## Stated problem 1
Reproduce the passage on the Brown v. Board of Education anniversary verbatim, everything from "Fifty years after" down to "their anti-racist credentials.".
## Stated problem 2
Resume the essay on Brown v. Board of Education after its final sentence and continue it in the same voice.

## Provided passage
***
Fifty years ago, African-Americans and fellow progressives hailed Brown v. Board of Education as a conclusive turning point in the struggle for racial equality. NAACP chief counsel Thurgood Marshall predicted the end of all school segregation within five years, and the NAACP adopted the slogan "free by '63." White supremacists unsurprisingly denounced the decision, but prominent academics and jurists also criticized Brown for rejecting history, endorsing social psychology and espousing judicial supremacy.
Fifty years after Brown, the battle lines are reversed. Prominent African-American figures now criticize Brown as a "failure," and liberal legal scholars claim the ruling contributed little or nothing to the black freedom struggle of the 1950s and '60s. Conservative commentators and judges, for their part, now avidly praise Brown, celebrating it as a landmark victory that paved the way to a "colorblind" America.
This paradoxical turnabout is not a singular phenomenon. Consider, for example, how each January the Martin Luther King Jr. federal holiday now elicits a largely ho-hum response from proponents of racial justice. In contrast, right-wing politicians like President George W. Bush consistently use the anniversary for wreath-laying photo-ops designed to advertise their anti-racist credentials.
Should conservatives be blamed for trying to appropriate the Brown decision and the King holiday as deceptive window-dressing for their own present-day political goals? Or should liberals instead ask whether onetime supporters of Brown and of King have so loosened their own embrace of two of the freedom struggle's greatest legacies as to make them easily available for uncontested capture by their opponents?
***
## Layout dataset entries
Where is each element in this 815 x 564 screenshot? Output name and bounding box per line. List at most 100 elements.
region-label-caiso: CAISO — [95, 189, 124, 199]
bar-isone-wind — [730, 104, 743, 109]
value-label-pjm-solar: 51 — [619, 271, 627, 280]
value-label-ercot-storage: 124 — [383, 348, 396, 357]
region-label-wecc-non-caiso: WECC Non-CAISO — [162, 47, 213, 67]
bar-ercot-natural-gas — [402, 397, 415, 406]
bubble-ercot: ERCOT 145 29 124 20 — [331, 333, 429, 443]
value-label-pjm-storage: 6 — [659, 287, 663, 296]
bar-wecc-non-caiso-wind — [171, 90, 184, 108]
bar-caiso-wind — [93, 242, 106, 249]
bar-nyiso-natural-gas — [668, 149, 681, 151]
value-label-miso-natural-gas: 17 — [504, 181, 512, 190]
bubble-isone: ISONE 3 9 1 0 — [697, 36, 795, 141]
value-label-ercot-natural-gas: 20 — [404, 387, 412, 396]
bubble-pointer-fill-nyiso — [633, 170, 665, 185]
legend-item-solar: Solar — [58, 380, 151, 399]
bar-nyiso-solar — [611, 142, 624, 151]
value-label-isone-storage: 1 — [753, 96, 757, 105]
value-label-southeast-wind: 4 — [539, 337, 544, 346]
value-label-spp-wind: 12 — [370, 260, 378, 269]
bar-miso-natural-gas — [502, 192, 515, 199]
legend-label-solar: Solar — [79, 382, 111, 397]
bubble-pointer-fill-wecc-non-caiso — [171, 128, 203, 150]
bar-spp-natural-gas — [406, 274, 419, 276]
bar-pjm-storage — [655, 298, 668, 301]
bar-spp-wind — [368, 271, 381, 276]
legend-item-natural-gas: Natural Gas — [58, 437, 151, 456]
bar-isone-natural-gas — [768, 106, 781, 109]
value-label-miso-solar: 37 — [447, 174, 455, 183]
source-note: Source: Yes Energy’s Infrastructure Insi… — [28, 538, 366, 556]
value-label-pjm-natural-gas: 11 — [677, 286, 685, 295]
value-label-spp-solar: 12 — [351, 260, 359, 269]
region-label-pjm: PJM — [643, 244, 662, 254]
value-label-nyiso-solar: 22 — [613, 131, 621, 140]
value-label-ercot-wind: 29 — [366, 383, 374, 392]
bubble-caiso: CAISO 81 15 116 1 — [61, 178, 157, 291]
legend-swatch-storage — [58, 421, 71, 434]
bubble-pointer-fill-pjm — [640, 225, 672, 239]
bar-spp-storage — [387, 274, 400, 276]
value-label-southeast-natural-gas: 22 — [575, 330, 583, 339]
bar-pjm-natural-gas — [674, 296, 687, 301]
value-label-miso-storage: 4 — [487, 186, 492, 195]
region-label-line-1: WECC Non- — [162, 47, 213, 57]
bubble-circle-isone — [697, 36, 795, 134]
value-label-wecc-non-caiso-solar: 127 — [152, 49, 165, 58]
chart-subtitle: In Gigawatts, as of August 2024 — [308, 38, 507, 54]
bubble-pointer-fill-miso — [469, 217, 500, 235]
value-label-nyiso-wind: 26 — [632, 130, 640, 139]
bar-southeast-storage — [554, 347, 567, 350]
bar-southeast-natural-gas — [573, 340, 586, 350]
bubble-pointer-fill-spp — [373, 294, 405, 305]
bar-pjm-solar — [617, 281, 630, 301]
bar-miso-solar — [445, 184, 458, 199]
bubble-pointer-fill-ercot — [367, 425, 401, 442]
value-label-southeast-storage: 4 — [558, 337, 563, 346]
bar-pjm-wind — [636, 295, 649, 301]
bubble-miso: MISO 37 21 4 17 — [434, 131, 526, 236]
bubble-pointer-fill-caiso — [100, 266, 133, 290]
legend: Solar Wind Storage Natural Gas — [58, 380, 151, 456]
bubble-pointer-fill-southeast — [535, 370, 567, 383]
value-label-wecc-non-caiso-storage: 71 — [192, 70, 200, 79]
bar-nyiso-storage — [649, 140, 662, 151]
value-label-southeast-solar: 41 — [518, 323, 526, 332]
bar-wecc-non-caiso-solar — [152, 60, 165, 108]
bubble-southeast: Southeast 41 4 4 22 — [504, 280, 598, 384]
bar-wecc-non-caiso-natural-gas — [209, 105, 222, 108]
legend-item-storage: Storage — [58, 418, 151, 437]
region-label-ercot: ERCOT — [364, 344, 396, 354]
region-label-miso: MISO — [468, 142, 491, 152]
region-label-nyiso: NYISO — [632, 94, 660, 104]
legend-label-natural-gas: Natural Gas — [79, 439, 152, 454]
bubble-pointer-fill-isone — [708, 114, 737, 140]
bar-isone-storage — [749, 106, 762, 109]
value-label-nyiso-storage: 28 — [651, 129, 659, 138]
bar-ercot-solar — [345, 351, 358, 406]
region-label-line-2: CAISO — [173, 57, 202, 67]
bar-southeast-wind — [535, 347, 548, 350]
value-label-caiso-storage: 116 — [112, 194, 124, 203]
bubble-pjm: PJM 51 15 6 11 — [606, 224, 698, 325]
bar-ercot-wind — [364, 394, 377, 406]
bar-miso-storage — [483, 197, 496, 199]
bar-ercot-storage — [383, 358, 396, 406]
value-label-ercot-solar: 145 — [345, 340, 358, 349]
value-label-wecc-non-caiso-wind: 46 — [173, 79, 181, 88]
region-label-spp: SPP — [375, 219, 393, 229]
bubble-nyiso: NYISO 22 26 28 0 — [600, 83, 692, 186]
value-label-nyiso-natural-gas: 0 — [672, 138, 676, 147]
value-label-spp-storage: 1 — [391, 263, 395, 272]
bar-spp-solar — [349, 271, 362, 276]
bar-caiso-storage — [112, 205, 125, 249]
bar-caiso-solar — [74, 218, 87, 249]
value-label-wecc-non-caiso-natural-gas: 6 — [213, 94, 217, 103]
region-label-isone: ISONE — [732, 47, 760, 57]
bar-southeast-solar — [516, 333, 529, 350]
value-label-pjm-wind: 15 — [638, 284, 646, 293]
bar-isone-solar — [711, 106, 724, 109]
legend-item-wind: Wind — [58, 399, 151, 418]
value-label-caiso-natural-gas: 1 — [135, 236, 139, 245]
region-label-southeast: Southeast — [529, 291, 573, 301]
***
## Expected answer 1
Fifty years after Brown, the battle lines are reversed. Prominent African-American figures now criticize Brown as a "failure," and liberal legal scholars claim the ruling contributed little or nothing to the black freedom struggle of the 1950s and '60s. Conservative commentators and judges, for their part, now avidly praise Brown, celebrating it as a landmark victory that paved the way to a "colorblind" America.
This paradoxical turnabout is not a singular phenomenon. Consider, for example, how each January the Martin Luther King Jr. federal holiday now elicits a largely ho-hum response from proponents of racial justice. In contrast, right-wing politicians like President George W. Bush consistently use the anniversary for wreath-laying photo-ops designed to advertise their anti-racist credentials.

## Expected answer 2
Failure to extol the democratic socialist King, who harshly decried America's military adventurism abroad, leaves him vulnerable to the sort of selective quotation ("not be judged by the color of their skin but by the content of their character") that allows conservatives to kidnap his birthday. Fortunately with King, there are excellent new books, such as Drew Hansen's The Dream and Stewart Burns's To the Mountaintop, as well as earlier biographies, that utterly rebut this historical hijacking.
Brown has not been as fortunate. Most of the long shelfload of books published on the occasion of the decision's fiftieth anniversary focus on the narrowest aspect of Brown's legacy--school desegregation--and overlook the broader and more far-reaching way in which Brown revolutionized the role of courts in American life. Some of these books offer fashionable dismissals of Brown, which, like the belittling of King by radicals, can have tangibly harmful consequences in the wider political culture. For if Brown was a "failure," then aggressive judicial protection of civil rights and liberties in other contexts is likewise more open to disparagement and attack.
The books that examine Brown's racial legacy range from All Deliberate Speed, a hybrid of historical criticism and memoir by Harvard law professor Charles Ogletree, to Charles Clotfelter's After Brown: The Rise and Retreat of School Desegregation, a richly instructive "arithmetical history" of how educational integration waxed and then waned in the years after Brown. Supreme Court history aficionados will enjoy With All Deliberate Speed (edited by Norman Silber); while its subtitle, The Life of Philip Elman: An Oral History Memoir, may sound obscure, it provides a fascinating insider's look at the Supreme Court during the 1940s and '50s.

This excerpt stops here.